Raw data

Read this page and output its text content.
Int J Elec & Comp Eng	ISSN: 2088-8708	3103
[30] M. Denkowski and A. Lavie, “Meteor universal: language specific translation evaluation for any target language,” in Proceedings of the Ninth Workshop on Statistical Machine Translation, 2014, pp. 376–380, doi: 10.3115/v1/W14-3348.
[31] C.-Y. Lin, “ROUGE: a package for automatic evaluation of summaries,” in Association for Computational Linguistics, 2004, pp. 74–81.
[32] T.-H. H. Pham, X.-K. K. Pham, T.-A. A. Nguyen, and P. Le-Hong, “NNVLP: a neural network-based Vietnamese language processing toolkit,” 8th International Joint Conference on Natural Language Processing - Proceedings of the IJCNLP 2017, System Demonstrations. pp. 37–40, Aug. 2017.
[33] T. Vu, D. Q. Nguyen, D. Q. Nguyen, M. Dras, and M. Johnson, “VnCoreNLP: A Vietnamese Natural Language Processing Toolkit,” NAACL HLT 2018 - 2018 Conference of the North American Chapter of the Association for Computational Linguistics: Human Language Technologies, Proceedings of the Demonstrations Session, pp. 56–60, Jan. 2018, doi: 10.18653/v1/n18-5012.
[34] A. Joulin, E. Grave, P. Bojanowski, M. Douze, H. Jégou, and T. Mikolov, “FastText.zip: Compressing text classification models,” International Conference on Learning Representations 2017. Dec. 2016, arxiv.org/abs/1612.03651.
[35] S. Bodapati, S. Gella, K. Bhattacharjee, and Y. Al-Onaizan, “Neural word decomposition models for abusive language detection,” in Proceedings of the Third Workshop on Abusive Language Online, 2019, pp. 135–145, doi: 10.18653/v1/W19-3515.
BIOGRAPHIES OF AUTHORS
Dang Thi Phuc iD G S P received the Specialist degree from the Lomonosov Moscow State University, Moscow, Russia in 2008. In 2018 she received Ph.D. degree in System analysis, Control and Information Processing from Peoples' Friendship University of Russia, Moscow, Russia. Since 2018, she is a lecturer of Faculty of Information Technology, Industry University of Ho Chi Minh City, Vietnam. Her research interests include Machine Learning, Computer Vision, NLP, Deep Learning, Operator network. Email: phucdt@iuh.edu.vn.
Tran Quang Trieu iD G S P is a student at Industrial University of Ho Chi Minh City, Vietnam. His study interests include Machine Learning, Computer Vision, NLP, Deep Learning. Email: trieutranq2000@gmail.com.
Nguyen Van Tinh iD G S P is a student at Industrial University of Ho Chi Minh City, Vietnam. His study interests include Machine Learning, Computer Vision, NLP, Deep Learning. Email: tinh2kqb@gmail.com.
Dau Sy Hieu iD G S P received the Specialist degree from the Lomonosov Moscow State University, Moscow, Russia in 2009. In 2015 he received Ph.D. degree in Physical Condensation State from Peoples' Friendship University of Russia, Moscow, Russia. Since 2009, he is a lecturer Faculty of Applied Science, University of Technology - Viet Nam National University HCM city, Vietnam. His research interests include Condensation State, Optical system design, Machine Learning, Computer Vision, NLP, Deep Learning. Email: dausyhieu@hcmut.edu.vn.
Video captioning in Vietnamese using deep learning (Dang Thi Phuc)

Task brief
Using the material above, gather every line that includes "Proceedings".

Solution to this task
[30] M. Denkowski and A. Lavie, “Meteor universal: language specific translation evaluation for any target language,” in Proceedings of the Ninth Workshop on Statistical Machine Translation, 2014, pp. 376–380, doi: 10.3115/v1/W14-3348.
[32] T.-H. H. Pham, X.-K. K. Pham, T.-A. A. Nguyen, and P. Le-Hong, “NNVLP: a neural network-based Vietnamese language processing toolkit,” 8th International Joint Conference on Natural Language Processing - Proceedings of the IJCNLP 2017, System Demonstrations. pp. 37–40, Aug. 2017.
[33] T. Vu, D. Q. Nguyen, D. Q. Nguyen, M. Dras, and M. Johnson, “VnCoreNLP: A Vietnamese Natural Language Processing Toolkit,” NAACL HLT 2018 - 2018 Conference of the North American Chapter of the Association for Computational Linguistics: Human Language Technologies, Proceedings of the Demonstrations Session, pp. 56–60, Jan. 2018, doi: 10.18653/v1/n18-5012.
[35] S. Bodapati, S. Gella, K. Bhattacharjee, and Y. Al-Onaizan, “Neural word decomposition models for abusive language detection,” in Proceedings of the Third Workshop on Abusive Language Online, 2019, pp. 135–145, doi: 10.18653/v1/W19-3515.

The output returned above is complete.